Brief: Write out the whole listing exactly as it stands.

** begin Input records **

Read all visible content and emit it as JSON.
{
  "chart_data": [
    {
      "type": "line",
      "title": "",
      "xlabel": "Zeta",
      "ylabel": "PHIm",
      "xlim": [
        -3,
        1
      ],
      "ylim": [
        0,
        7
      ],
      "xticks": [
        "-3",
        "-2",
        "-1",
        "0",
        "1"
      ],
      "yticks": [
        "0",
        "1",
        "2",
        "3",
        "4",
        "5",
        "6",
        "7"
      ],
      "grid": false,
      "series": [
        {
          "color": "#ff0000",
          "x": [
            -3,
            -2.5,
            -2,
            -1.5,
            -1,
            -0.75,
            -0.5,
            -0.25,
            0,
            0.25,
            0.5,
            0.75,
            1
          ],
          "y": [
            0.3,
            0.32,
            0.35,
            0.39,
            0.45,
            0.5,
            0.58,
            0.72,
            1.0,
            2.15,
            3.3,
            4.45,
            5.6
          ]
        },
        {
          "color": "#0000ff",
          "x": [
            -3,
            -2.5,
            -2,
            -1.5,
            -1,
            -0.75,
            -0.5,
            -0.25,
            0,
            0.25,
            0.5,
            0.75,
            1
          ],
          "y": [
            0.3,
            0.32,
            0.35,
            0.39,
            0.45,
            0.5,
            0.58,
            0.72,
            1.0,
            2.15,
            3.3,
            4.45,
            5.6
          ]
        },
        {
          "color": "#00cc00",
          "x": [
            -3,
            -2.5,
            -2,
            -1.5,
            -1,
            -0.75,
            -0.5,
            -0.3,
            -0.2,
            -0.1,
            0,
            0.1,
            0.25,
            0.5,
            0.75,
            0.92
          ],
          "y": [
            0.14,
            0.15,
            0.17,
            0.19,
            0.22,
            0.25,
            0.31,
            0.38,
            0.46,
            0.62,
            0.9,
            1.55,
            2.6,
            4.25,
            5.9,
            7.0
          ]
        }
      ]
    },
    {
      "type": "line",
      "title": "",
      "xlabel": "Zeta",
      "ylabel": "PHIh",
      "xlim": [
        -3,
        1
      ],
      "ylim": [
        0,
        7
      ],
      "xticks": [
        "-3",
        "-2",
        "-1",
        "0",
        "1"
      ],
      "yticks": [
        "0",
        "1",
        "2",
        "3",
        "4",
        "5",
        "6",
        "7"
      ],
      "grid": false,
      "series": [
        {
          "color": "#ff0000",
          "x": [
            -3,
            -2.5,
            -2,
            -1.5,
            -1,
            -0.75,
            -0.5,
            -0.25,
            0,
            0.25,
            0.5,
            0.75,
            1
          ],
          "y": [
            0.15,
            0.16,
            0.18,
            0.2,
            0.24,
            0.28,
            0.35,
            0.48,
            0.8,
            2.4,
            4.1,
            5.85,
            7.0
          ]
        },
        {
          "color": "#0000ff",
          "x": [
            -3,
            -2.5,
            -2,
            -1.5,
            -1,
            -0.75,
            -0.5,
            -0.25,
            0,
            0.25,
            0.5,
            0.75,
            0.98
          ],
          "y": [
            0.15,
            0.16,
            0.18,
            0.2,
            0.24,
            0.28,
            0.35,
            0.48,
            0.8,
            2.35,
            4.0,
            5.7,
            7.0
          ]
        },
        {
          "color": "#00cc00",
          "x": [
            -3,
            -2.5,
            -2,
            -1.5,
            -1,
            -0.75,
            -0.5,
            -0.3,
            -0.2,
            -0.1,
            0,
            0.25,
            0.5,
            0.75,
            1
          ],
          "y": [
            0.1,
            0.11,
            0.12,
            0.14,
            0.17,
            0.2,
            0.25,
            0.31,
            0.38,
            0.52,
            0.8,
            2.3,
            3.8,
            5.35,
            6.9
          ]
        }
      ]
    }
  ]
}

** end Input records **

Finished answer:
Read all visible content and emit it as JSON.
{
  "chart_data": [
    {
      "type": "line",
      "title": "",
      "xlabel": "Zeta",
      "ylabel": "PHIm",
      "xlim": [
        -3,
        1
      ],
      "ylim": [
        0,
        7
      ],
      "xticks": [
        "-3",
        "-2",
        "-1",
        "0",
        "1"
      ],
      "yticks": [
        "0",
        "1",
        "2",
        "3",
        "4",
        "5",
        "6",
        "7"
      ],
      "grid": false,
      "series": [
        {
          "color": "#ff0000",
          "x": [
            -3,
            -2.5,
            -2,
            -1.5,
            -1,
            -0.75,
            -0.5,
            -0.25,
            0,
            0.25,
            0.5,
            0.75,
            1
          ],
          "y": [
            0.3,
            0.32,
            0.35,
            0.39,
            0.45,
            0.5,
            0.58,
            0.72,
            1.0,
            2.15,
            3.3,
            4.45,
            5.6
          ]
        },
        {
          "color": "#0000ff",
          "x": [
            -3,
            -2.5,
            -2,
            -1.5,
            -1,
            -0.75,
            -0.5,
            -0.25,
            0,
            0.25,
            0.5,
            0.75,
            1
          ],
          "y": [
            0.3,
            0.32,
            0.35,
            0.39,
            0.45,
            0.5,
            0.58,
            0.72,
            1.0,
            2.15,
            3.3,
            4.45,
            5.6
          ]
        },
        {
          "color": "#00cc00",
          "x": [
            -3,
            -2.5,
            -2,
            -1.5,
            -1,
            -0.75,
            -0.5,
            -0.3,
            -0.2,
            -0.1,
            0,
            0.1,
            0.25,
            0.5,
            0.75,
            0.92
          ],
          "y": [
            0.14,
            0.15,
            0.17,
            0.19,
            0.22,
            0.25,
            0.31,
            0.38,
            0.46,
            0.62,
            0.9,
            1.55,
            2.6,
            4.25,
            5.9,
            7.0
          ]
        }
      ]
    },
    {
      "type": "line",
      "title": "",
      "xlabel": "Zeta",
      "ylabel": "PHIh",
      "xlim": [
        -3,
        1
      ],
      "ylim": [
        0,
        7
      ],
      "xticks": [
        "-3",
        "-2",
        "-1",
        "0",
        "1"
      ],
      "yticks": [
        "0",
        "1",
        "2",
        "3",
        "4",
        "5",
        "6",
        "7"
      ],
      "grid": false,
      "series": [
        {
          "color": "#ff0000",
          "x": [
            -3,
            -2.5,
            -2,
            -1.5,
            -1,
            -0.75,
            -0.5,
            -0.25,
            0,
            0.25,
            0.5,
            0.75,
            1
          ],
          "y": [
            0.15,
            0.16,
            0.18,
            0.2,
            0.24,
            0.28,
            0.35,
            0.48,
            0.8,
            2.4,
            4.1,
            5.85,
            7.0
          ]
        },
        {
          "color": "#0000ff",
          "x": [
            -3,
            -2.5,
            -2,
            -1.5,
            -1,
            -0.75,
            -0.5,
            -0.25,
            0,
            0.25,
            0.5,
            0.75,
            0.98
          ],
          "y": [
            0.15,
            0.16,
            0.18,
            0.2,
            0.24,
            0.28,
            0.35,
            0.48,
            0.8,
            2.35,
            4.0,
            5.7,
            7.0
          ]
        },
        {
          "color": "#00cc00",
          "x": [
            -3,
            -2.5,
            -2,
            -1.5,
            -1,
            -0.75,
            -0.5,
            -0.3,
            -0.2,
            -0.1,
            0,
            0.25,
            0.5,
            0.75,
            1
          ],
          "y": [
            0.1,
            0.11,
            0.12,
            0.14,
            0.17,
            0.2,
            0.25,
            0.31,
            0.38,
            0.52,
            0.8,
            2.3,
            3.8,
            5.35,
            6.9
          ]
        }
      ]
    }
  ]
}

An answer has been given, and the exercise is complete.